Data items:
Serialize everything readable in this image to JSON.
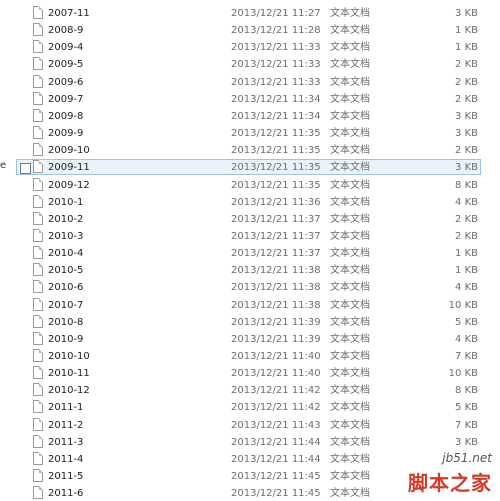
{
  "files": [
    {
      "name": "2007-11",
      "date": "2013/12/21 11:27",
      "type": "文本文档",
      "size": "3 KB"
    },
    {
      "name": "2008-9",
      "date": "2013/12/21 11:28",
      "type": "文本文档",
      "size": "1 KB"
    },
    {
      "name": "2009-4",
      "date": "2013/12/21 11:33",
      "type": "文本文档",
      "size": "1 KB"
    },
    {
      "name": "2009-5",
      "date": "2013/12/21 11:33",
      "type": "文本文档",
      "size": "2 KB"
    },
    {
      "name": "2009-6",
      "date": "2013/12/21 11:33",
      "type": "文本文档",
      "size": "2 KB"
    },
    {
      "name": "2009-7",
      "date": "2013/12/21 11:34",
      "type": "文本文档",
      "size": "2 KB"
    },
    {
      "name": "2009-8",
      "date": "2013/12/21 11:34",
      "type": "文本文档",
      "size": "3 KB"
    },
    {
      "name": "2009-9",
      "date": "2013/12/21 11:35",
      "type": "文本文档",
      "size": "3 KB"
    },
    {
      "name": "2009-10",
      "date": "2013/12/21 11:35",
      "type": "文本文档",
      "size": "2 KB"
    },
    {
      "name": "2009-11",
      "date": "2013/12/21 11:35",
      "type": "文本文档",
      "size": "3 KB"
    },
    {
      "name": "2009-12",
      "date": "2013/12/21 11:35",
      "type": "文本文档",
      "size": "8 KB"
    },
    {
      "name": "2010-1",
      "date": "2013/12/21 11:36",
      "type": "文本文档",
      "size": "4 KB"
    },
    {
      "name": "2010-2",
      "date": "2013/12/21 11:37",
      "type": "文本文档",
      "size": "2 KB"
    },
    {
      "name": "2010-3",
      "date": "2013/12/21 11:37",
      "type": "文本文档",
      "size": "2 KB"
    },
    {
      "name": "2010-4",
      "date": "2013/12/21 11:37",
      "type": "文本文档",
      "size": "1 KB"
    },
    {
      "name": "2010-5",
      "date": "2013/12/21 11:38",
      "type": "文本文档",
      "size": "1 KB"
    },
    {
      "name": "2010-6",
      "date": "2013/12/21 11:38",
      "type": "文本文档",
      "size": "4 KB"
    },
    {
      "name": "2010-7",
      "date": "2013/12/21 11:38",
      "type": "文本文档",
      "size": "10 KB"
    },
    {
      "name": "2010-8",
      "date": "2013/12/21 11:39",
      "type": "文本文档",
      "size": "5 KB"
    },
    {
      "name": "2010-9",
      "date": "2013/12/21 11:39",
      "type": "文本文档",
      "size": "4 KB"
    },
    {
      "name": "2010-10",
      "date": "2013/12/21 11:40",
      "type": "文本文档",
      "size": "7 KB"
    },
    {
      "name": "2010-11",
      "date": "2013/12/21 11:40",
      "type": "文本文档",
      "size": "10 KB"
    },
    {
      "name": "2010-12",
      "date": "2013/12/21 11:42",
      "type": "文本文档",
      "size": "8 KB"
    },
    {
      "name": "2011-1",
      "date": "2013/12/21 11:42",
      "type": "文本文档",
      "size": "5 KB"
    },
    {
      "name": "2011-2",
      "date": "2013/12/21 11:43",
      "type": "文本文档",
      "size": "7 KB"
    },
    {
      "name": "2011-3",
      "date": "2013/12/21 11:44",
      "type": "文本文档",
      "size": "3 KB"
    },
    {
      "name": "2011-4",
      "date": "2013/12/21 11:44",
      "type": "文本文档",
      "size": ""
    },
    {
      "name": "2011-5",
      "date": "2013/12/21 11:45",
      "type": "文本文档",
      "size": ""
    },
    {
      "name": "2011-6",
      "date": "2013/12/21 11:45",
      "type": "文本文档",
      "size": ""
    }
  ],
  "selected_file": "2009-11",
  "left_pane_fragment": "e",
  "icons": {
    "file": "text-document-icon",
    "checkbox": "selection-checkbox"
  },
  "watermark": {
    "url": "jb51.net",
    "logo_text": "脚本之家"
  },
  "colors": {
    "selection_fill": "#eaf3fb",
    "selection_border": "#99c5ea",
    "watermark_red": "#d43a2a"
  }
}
==
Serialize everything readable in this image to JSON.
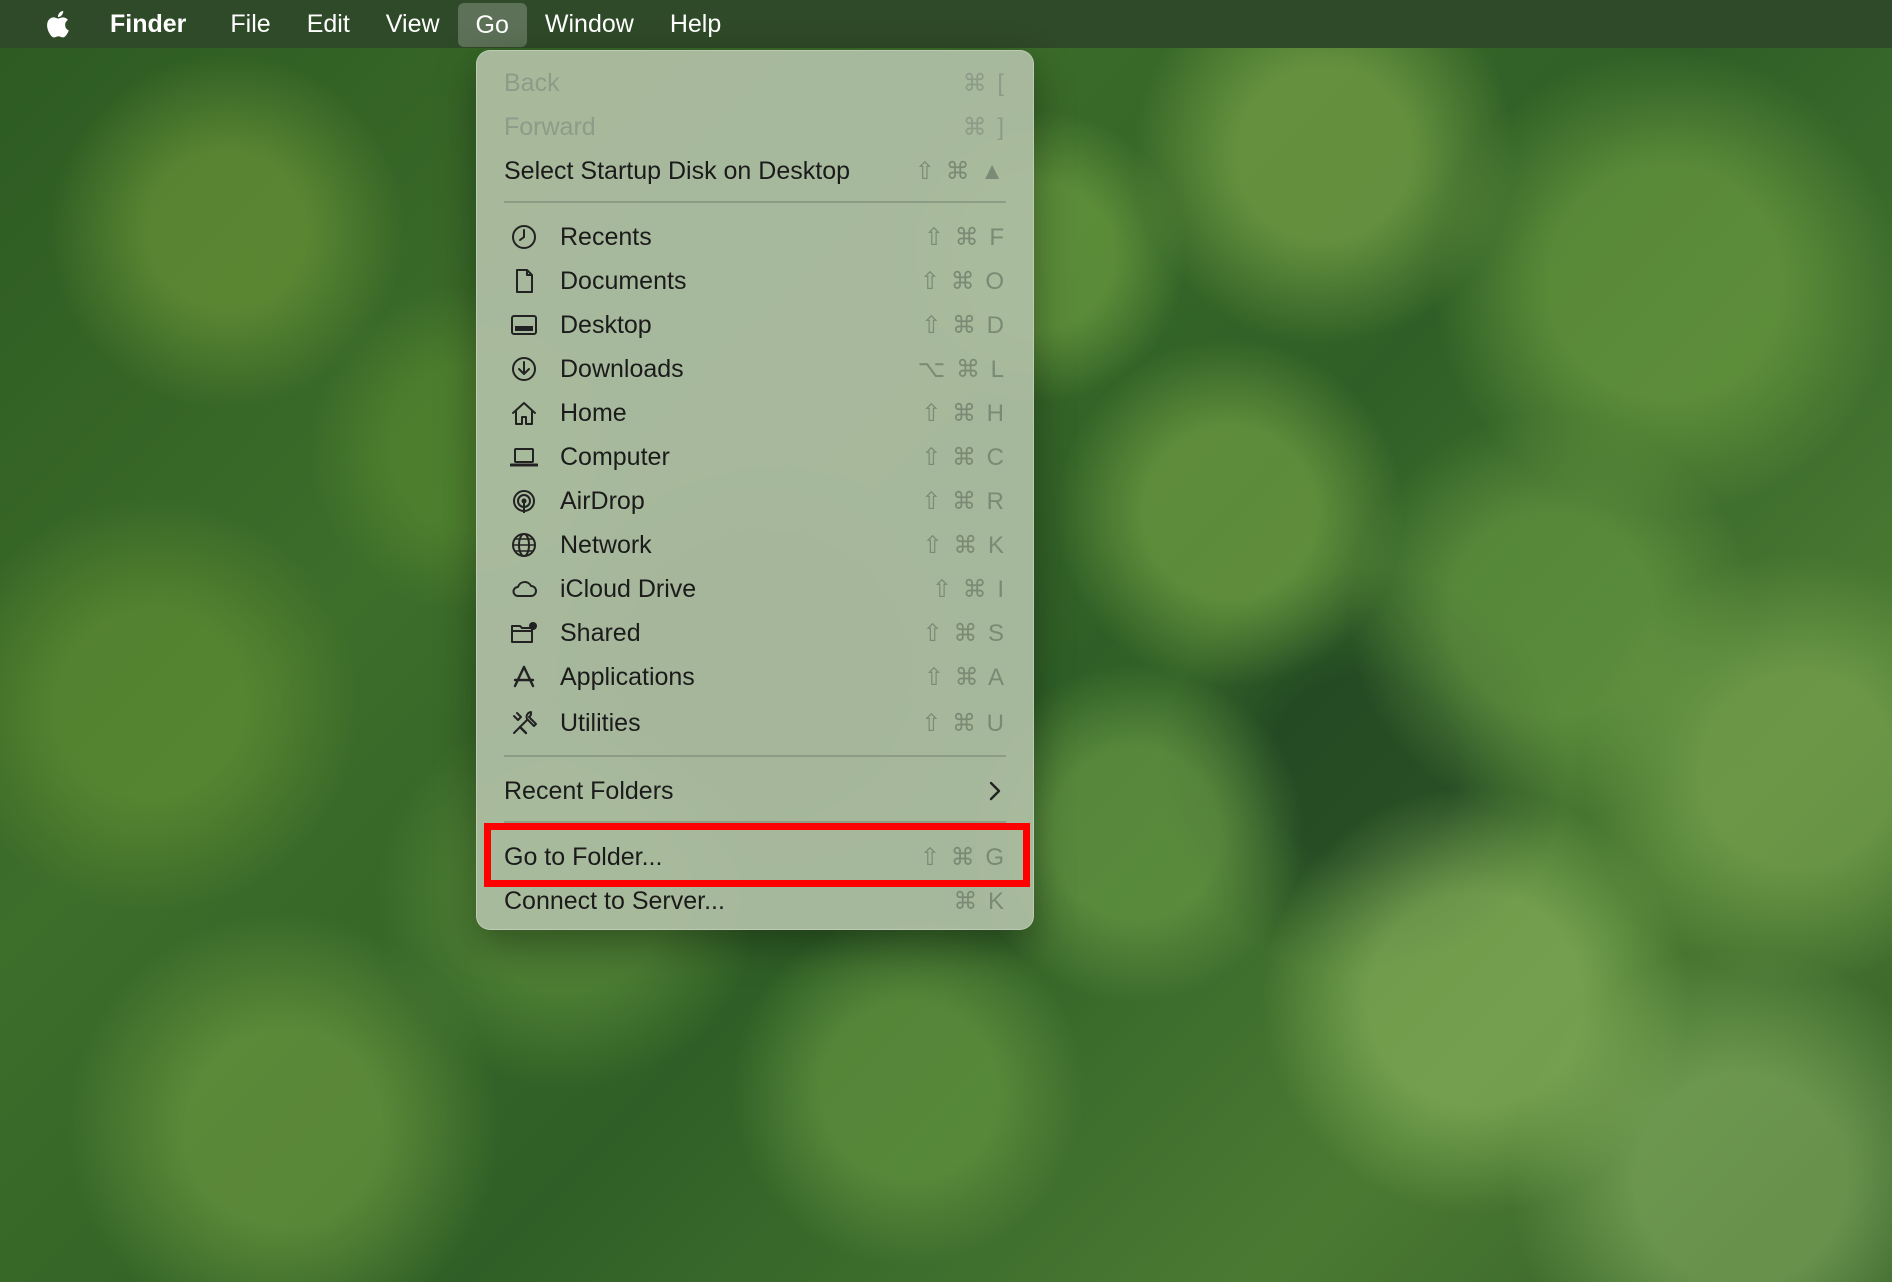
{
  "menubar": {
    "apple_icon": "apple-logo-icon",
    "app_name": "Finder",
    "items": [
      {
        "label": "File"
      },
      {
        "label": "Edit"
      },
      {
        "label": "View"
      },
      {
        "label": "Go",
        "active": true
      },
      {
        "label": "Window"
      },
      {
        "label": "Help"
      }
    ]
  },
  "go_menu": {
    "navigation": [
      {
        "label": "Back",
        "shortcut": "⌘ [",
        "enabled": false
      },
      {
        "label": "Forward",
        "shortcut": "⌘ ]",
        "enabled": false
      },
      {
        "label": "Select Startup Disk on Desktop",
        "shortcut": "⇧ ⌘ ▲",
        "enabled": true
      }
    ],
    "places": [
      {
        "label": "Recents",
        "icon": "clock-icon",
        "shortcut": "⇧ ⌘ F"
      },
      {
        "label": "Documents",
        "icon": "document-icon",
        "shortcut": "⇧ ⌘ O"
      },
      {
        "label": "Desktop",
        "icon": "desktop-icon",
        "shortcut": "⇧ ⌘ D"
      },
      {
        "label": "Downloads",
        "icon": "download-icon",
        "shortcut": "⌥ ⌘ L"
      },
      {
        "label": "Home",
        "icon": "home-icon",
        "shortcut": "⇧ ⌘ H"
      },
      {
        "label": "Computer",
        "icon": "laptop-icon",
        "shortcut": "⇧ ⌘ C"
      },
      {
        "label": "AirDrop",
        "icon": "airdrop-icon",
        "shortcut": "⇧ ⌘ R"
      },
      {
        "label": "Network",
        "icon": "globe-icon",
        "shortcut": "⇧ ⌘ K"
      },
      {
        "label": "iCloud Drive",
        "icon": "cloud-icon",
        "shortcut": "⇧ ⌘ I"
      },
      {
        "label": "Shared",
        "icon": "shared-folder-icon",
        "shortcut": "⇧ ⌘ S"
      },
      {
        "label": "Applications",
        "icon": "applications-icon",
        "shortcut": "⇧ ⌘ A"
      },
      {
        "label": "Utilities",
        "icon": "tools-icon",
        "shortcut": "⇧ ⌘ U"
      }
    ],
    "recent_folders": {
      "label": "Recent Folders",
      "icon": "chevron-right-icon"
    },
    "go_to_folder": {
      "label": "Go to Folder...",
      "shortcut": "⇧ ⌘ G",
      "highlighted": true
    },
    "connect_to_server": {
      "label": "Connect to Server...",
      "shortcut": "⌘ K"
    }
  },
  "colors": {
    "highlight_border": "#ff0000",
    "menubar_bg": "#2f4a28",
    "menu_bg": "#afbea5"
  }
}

_Short problem_
List every line above containing the word "true".

_Result of the task_
        "active": true
        "enabled": true
      "highlighted": true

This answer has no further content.